>> Start
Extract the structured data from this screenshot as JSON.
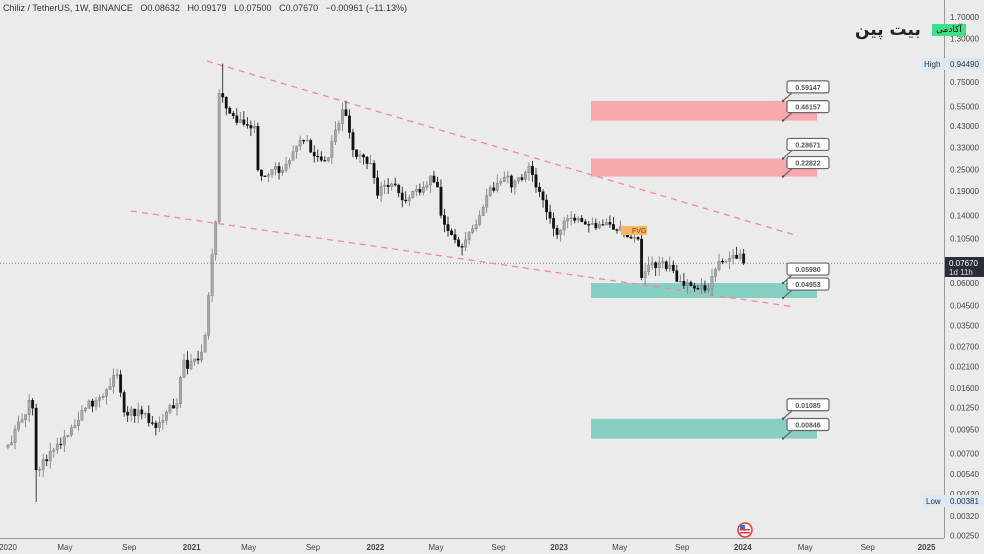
{
  "header": {
    "symbol": "Chiliz / TetherUS, 1W, BINANCE",
    "open": "O0.08632",
    "high": "H0.09179",
    "low": "L0.07500",
    "close": "C0.07670",
    "change": "−0.00961 (−11.13%)"
  },
  "logo": {
    "main": "بیت پین",
    "tag": "آکادمی"
  },
  "colors": {
    "background": "#ebebeb",
    "up": "#a8a8a8",
    "down": "#111111",
    "supply": "#f7a9ae",
    "demand": "#86cfc3",
    "trendline": "#f48a96",
    "logo_tag": "#3ee08a"
  },
  "axis": {
    "high_label": "High",
    "high_value": "0.94490",
    "low_label": "Low",
    "low_value": "0.00381",
    "current_price": "0.07670",
    "countdown": "1d 11h",
    "flag_icon": "us-flag-icon"
  },
  "fvg_label": "FVG",
  "chart_data": {
    "type": "candlestick",
    "title": "Chiliz / TetherUS, 1W, BINANCE",
    "yscale": "log",
    "ylim": [
      0.0023,
      2.0
    ],
    "y_ticks": [
      "1.70000",
      "1.30000",
      "0.75000",
      "0.55000",
      "0.43000",
      "0.33000",
      "0.25000",
      "0.19000",
      "0.14000",
      "0.10500",
      "0.06000",
      "0.04500",
      "0.03500",
      "0.02700",
      "0.02100",
      "0.01600",
      "0.01250",
      "0.00950",
      "0.00700",
      "0.00540",
      "0.00420",
      "0.00320",
      "0.00250"
    ],
    "x_ticks": [
      {
        "label": "2020",
        "year": 2020.0,
        "bold": false
      },
      {
        "label": "May",
        "year": 2020.31
      },
      {
        "label": "Sep",
        "year": 2020.66
      },
      {
        "label": "2021",
        "year": 2021.0,
        "bold": true
      },
      {
        "label": "May",
        "year": 2021.31
      },
      {
        "label": "Sep",
        "year": 2021.66
      },
      {
        "label": "2022",
        "year": 2022.0,
        "bold": true
      },
      {
        "label": "May",
        "year": 2022.33
      },
      {
        "label": "Sep",
        "year": 2022.67
      },
      {
        "label": "2023",
        "year": 2023.0,
        "bold": true
      },
      {
        "label": "May",
        "year": 2023.33
      },
      {
        "label": "Sep",
        "year": 2023.67
      },
      {
        "label": "2024",
        "year": 2024.0,
        "bold": true
      },
      {
        "label": "May",
        "year": 2024.34
      },
      {
        "label": "Sep",
        "year": 2024.68
      },
      {
        "label": "2025",
        "year": 2025.0,
        "bold": true
      }
    ],
    "weekly_close_keypoints": [
      [
        0,
        0.0078
      ],
      [
        4,
        0.0107
      ],
      [
        6,
        0.0137
      ],
      [
        7,
        0.0124
      ],
      [
        8,
        0.0057
      ],
      [
        10,
        0.0065
      ],
      [
        15,
        0.0078
      ],
      [
        18,
        0.0097
      ],
      [
        22,
        0.0124
      ],
      [
        25,
        0.0137
      ],
      [
        31,
        0.0189
      ],
      [
        32,
        0.0151
      ],
      [
        33,
        0.0118
      ],
      [
        38,
        0.0115
      ],
      [
        42,
        0.0097
      ],
      [
        45,
        0.0118
      ],
      [
        48,
        0.0131
      ],
      [
        50,
        0.0227
      ],
      [
        51,
        0.0204
      ],
      [
        54,
        0.0227
      ],
      [
        56,
        0.031
      ],
      [
        57,
        0.051
      ],
      [
        59,
        0.129
      ],
      [
        60,
        0.65
      ],
      [
        62,
        0.54
      ],
      [
        64,
        0.49
      ],
      [
        67,
        0.44
      ],
      [
        69,
        0.42
      ],
      [
        70,
        0.43
      ],
      [
        71,
        0.248
      ],
      [
        72,
        0.23
      ],
      [
        75,
        0.25
      ],
      [
        77,
        0.24
      ],
      [
        80,
        0.28
      ],
      [
        83,
        0.36
      ],
      [
        85,
        0.36
      ],
      [
        86,
        0.31
      ],
      [
        89,
        0.28
      ],
      [
        91,
        0.29
      ],
      [
        93,
        0.41
      ],
      [
        95,
        0.53
      ],
      [
        96,
        0.49
      ],
      [
        98,
        0.32
      ],
      [
        100,
        0.3
      ],
      [
        103,
        0.27
      ],
      [
        105,
        0.18
      ],
      [
        107,
        0.205
      ],
      [
        110,
        0.205
      ],
      [
        112,
        0.17
      ],
      [
        115,
        0.19
      ],
      [
        118,
        0.2
      ],
      [
        120,
        0.23
      ],
      [
        122,
        0.2
      ],
      [
        123,
        0.14
      ],
      [
        126,
        0.11
      ],
      [
        128,
        0.095
      ],
      [
        130,
        0.103
      ],
      [
        133,
        0.125
      ],
      [
        136,
        0.18
      ],
      [
        139,
        0.21
      ],
      [
        142,
        0.23
      ],
      [
        143,
        0.2
      ],
      [
        146,
        0.22
      ],
      [
        148,
        0.26
      ],
      [
        150,
        0.2
      ],
      [
        152,
        0.17
      ],
      [
        154,
        0.135
      ],
      [
        156,
        0.11
      ],
      [
        159,
        0.135
      ],
      [
        162,
        0.135
      ],
      [
        165,
        0.125
      ],
      [
        168,
        0.125
      ],
      [
        171,
        0.125
      ],
      [
        174,
        0.122
      ],
      [
        175,
        0.11
      ],
      [
        177,
        0.105
      ],
      [
        179,
        0.104
      ],
      [
        180,
        0.064
      ],
      [
        182,
        0.075
      ],
      [
        185,
        0.077
      ],
      [
        188,
        0.075
      ],
      [
        190,
        0.061
      ],
      [
        192,
        0.058
      ],
      [
        195,
        0.056
      ],
      [
        197,
        0.058
      ],
      [
        199,
        0.056
      ],
      [
        201,
        0.071
      ],
      [
        203,
        0.078
      ],
      [
        206,
        0.085
      ],
      [
        208,
        0.0863
      ],
      [
        209,
        0.0767
      ]
    ],
    "last_candle": {
      "open": 0.08632,
      "high": 0.09179,
      "low": 0.075,
      "close": 0.0767
    },
    "all_time_high": 0.9449,
    "all_time_low": 0.00381,
    "zones": [
      {
        "type": "supply",
        "top": "0.59147",
        "bottom": "0.46157"
      },
      {
        "type": "supply",
        "top": "0.28671",
        "bottom": "0.22822"
      },
      {
        "type": "demand",
        "top": "0.05980",
        "bottom": "0.04953"
      },
      {
        "type": "demand",
        "top": "0.01085",
        "bottom": "0.00846"
      }
    ]
  }
}
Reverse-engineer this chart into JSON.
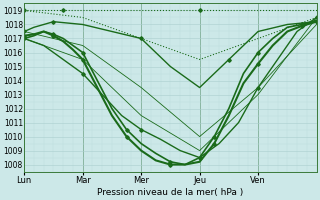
{
  "xlabel": "Pression niveau de la mer( hPa )",
  "ylim": [
    1007.5,
    1019.5
  ],
  "yticks": [
    1008,
    1009,
    1010,
    1011,
    1012,
    1013,
    1014,
    1015,
    1016,
    1017,
    1018,
    1019
  ],
  "day_labels": [
    "Lun",
    "Mar",
    "Mer",
    "Jeu",
    "Ven"
  ],
  "day_positions": [
    0,
    24,
    48,
    72,
    96
  ],
  "bg_color": "#cce8e8",
  "grid_major_color": "#aacece",
  "grid_minor_color": "#bbdddd",
  "line_color": "#1a6b1a",
  "total_hours": 120,
  "series": [
    {
      "name": "s1_dotted_top",
      "x": [
        0,
        4,
        8,
        16,
        24,
        48,
        72,
        96,
        120
      ],
      "y": [
        1019.0,
        1019.0,
        1019.0,
        1019.0,
        1019.0,
        1019.0,
        1019.0,
        1019.0,
        1019.0
      ],
      "style": "dotted",
      "lw": 0.8,
      "marker": true
    },
    {
      "name": "s2_dotted_diag",
      "x": [
        0,
        24,
        48,
        72,
        96,
        120
      ],
      "y": [
        1019.0,
        1018.5,
        1017.0,
        1015.5,
        1017.0,
        1018.5
      ],
      "style": "dotted",
      "lw": 0.8,
      "marker": false
    },
    {
      "name": "s3_solid_upper",
      "x": [
        0,
        4,
        8,
        12,
        24,
        36,
        48,
        60,
        72,
        84,
        96,
        108,
        120
      ],
      "y": [
        1017.5,
        1017.8,
        1018.0,
        1018.2,
        1018.0,
        1017.5,
        1017.0,
        1015.0,
        1013.5,
        1015.5,
        1017.5,
        1018.0,
        1018.2
      ],
      "style": "solid",
      "lw": 1.0,
      "marker": true
    },
    {
      "name": "s4_solid_main",
      "x": [
        0,
        4,
        8,
        12,
        16,
        20,
        24,
        30,
        36,
        42,
        48,
        54,
        60,
        66,
        72,
        78,
        84,
        90,
        96,
        102,
        108,
        114,
        120
      ],
      "y": [
        1017.0,
        1017.2,
        1017.5,
        1017.3,
        1017.0,
        1016.5,
        1016.0,
        1014.0,
        1012.0,
        1010.5,
        1009.5,
        1008.8,
        1008.2,
        1008.0,
        1008.5,
        1010.0,
        1012.0,
        1014.5,
        1016.0,
        1017.0,
        1017.8,
        1018.0,
        1018.3
      ],
      "style": "solid",
      "lw": 1.2,
      "marker": true
    },
    {
      "name": "s5_solid_main2",
      "x": [
        0,
        4,
        8,
        12,
        16,
        20,
        24,
        30,
        36,
        42,
        48,
        54,
        60,
        66,
        72,
        78,
        84,
        90,
        96,
        102,
        108,
        114,
        120
      ],
      "y": [
        1017.2,
        1017.3,
        1017.5,
        1017.2,
        1016.8,
        1016.2,
        1015.5,
        1013.5,
        1011.5,
        1010.0,
        1009.0,
        1008.3,
        1008.0,
        1008.0,
        1008.2,
        1009.5,
        1011.5,
        1013.8,
        1015.2,
        1016.5,
        1017.5,
        1017.9,
        1018.2
      ],
      "style": "solid",
      "lw": 1.5,
      "marker": true
    },
    {
      "name": "s6_solid_lower",
      "x": [
        0,
        8,
        16,
        24,
        32,
        40,
        48,
        56,
        64,
        72,
        80,
        88,
        96,
        104,
        112,
        120
      ],
      "y": [
        1017.0,
        1016.5,
        1015.5,
        1014.5,
        1013.0,
        1011.5,
        1010.5,
        1009.8,
        1009.0,
        1008.5,
        1009.5,
        1011.0,
        1013.5,
        1015.5,
        1017.5,
        1018.5
      ],
      "style": "solid",
      "lw": 1.0,
      "marker": true
    },
    {
      "name": "s7_thin_diag",
      "x": [
        0,
        24,
        48,
        72,
        96,
        120
      ],
      "y": [
        1017.5,
        1016.5,
        1013.5,
        1010.0,
        1013.5,
        1018.0
      ],
      "style": "solid",
      "lw": 0.6,
      "marker": false
    },
    {
      "name": "s8_thin_diag2",
      "x": [
        0,
        24,
        48,
        72,
        96,
        120
      ],
      "y": [
        1017.0,
        1015.5,
        1011.5,
        1009.0,
        1013.0,
        1018.5
      ],
      "style": "solid",
      "lw": 0.6,
      "marker": false
    }
  ],
  "marker_size": 1.8,
  "tick_fontsize": 5.5,
  "xlabel_fontsize": 6.5
}
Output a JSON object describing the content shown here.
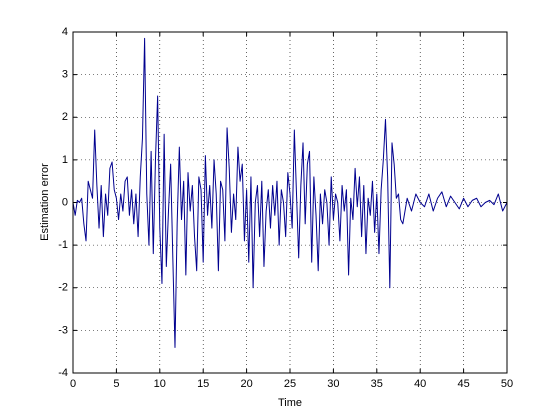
{
  "chart_data": {
    "type": "line",
    "xlabel": "Time",
    "ylabel": "Estimation error",
    "color": "#00008f",
    "grid": true,
    "xlim": [
      0,
      50
    ],
    "xticks": [
      0,
      5,
      10,
      15,
      20,
      25,
      30,
      35,
      40,
      45,
      50
    ],
    "ylim": [
      -4,
      4
    ],
    "yticks": [
      -4,
      -3,
      -2,
      -1,
      0,
      1,
      2,
      3,
      4
    ],
    "x": [
      0,
      0.25,
      0.5,
      0.75,
      1,
      1.25,
      1.5,
      1.75,
      2,
      2.25,
      2.5,
      2.75,
      3,
      3.25,
      3.5,
      3.75,
      4,
      4.25,
      4.5,
      4.75,
      5,
      5.25,
      5.5,
      5.75,
      6,
      6.25,
      6.5,
      6.75,
      7,
      7.25,
      7.5,
      7.75,
      8,
      8.25,
      8.5,
      8.75,
      9,
      9.25,
      9.5,
      9.75,
      10,
      10.25,
      10.5,
      10.75,
      11,
      11.25,
      11.5,
      11.75,
      12,
      12.25,
      12.5,
      12.75,
      13,
      13.25,
      13.5,
      13.75,
      14,
      14.25,
      14.5,
      14.75,
      15,
      15.25,
      15.5,
      15.75,
      16,
      16.25,
      16.5,
      16.75,
      17,
      17.25,
      17.5,
      17.75,
      18,
      18.25,
      18.5,
      18.75,
      19,
      19.25,
      19.5,
      19.75,
      20,
      20.25,
      20.5,
      20.75,
      21,
      21.25,
      21.5,
      21.75,
      22,
      22.25,
      22.5,
      22.75,
      23,
      23.25,
      23.5,
      23.75,
      24,
      24.25,
      24.5,
      24.75,
      25,
      25.25,
      25.5,
      25.75,
      26,
      26.25,
      26.5,
      26.75,
      27,
      27.25,
      27.5,
      27.75,
      28,
      28.25,
      28.5,
      28.75,
      29,
      29.25,
      29.5,
      29.75,
      30,
      30.25,
      30.5,
      30.75,
      31,
      31.25,
      31.5,
      31.75,
      32,
      32.25,
      32.5,
      32.75,
      33,
      33.25,
      33.5,
      33.75,
      34,
      34.25,
      34.5,
      34.75,
      35,
      35.25,
      35.5,
      35.75,
      36,
      36.25,
      36.5,
      36.75,
      37,
      37.25,
      37.5,
      37.75,
      38,
      38.5,
      39,
      39.5,
      40,
      40.5,
      41,
      41.5,
      42,
      42.5,
      43,
      43.5,
      44,
      44.5,
      45,
      45.5,
      46,
      46.5,
      47,
      47.5,
      48,
      48.5,
      49,
      49.5,
      50
    ],
    "values": [
      0,
      -0.3,
      0.05,
      0,
      0.1,
      -0.5,
      -0.9,
      0.5,
      0.3,
      0.1,
      1.7,
      0.4,
      -0.6,
      0.4,
      -0.8,
      0.2,
      -0.3,
      0.8,
      0.95,
      0.3,
      0.1,
      -0.4,
      0.2,
      -0.2,
      0.5,
      0.6,
      -0.3,
      0.3,
      -0.5,
      0.2,
      -0.8,
      0.6,
      1.5,
      3.85,
      0.2,
      -1.0,
      1.2,
      -1.2,
      1.0,
      2.5,
      -0.6,
      -1.9,
      1.6,
      -1.5,
      -0.2,
      0.9,
      -1.3,
      -3.4,
      -0.5,
      1.3,
      -0.4,
      0.5,
      -1.7,
      0.7,
      -0.2,
      0.4,
      -0.8,
      -1.6,
      0.6,
      0.3,
      -1.4,
      1.1,
      -0.3,
      0.4,
      -0.6,
      1.0,
      0.2,
      -1.6,
      0.5,
      0.3,
      -0.9,
      1.75,
      0.8,
      -0.7,
      0.2,
      -0.4,
      1.3,
      0.5,
      0.9,
      -0.9,
      0.3,
      -1.4,
      0.6,
      -2.0,
      0.0,
      0.4,
      -0.8,
      0.5,
      -1.5,
      -0.2,
      0.3,
      -0.6,
      0.4,
      -0.3,
      0.5,
      -1.0,
      0.3,
      0.0,
      -0.8,
      0.7,
      0.2,
      -0.6,
      1.7,
      0.2,
      -1.3,
      0.4,
      1.4,
      -0.5,
      0.9,
      1.2,
      -1.4,
      0.6,
      -0.3,
      -1.6,
      0.2,
      -0.5,
      0.3,
      0.0,
      -1.0,
      0.6,
      -0.4,
      0.2,
      0.0,
      -0.9,
      0.4,
      -0.2,
      0.3,
      -1.7,
      0.1,
      -0.4,
      0.8,
      -0.1,
      0.6,
      -0.8,
      0.4,
      -1.2,
      0.1,
      -0.3,
      0.5,
      -0.7,
      0.2,
      -1.2,
      0.3,
      1.0,
      1.95,
      0.6,
      -2.0,
      1.4,
      0.9,
      0.1,
      0.2,
      -0.4,
      -0.5,
      0.1,
      -0.2,
      0.2,
      0.0,
      -0.1,
      0.2,
      -0.2,
      0.1,
      0.25,
      -0.1,
      0.15,
      0.0,
      -0.15,
      0.1,
      -0.1,
      0.05,
      0.1,
      -0.1,
      0.0,
      0.05,
      -0.05,
      0.2,
      -0.2,
      0.0
    ]
  }
}
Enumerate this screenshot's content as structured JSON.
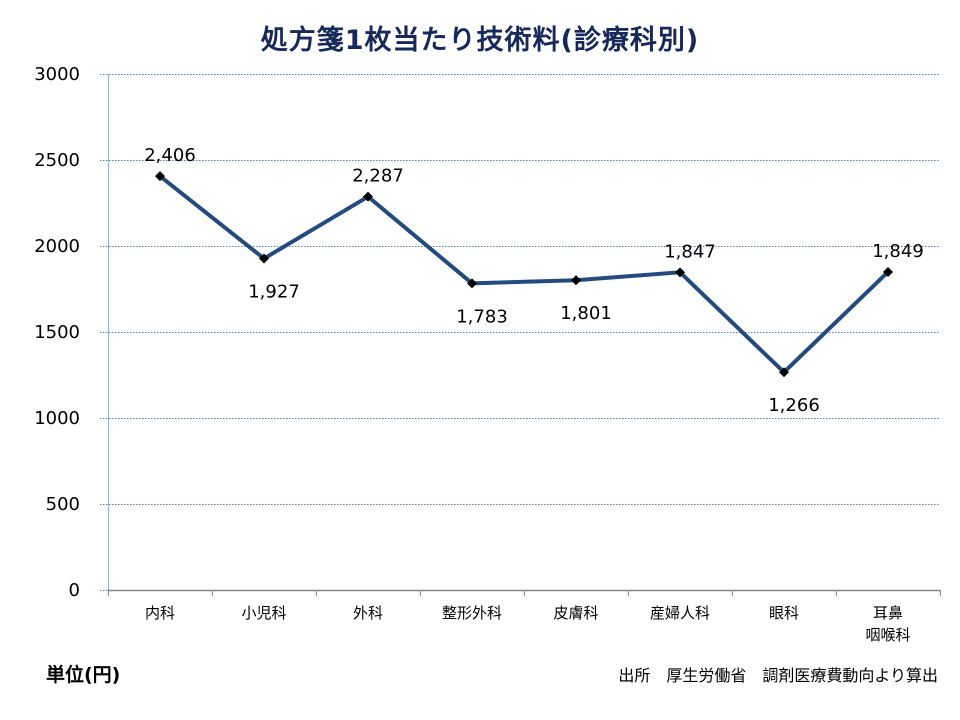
>> End
## Exercise
Search the data for "TetherUS" and list every line in which it occurs.

## Final answer
    "symbol": "Chiliz / TetherUS, 1W, BINANCE",
    "title": "Chiliz / TetherUS, 1W, BINANCE",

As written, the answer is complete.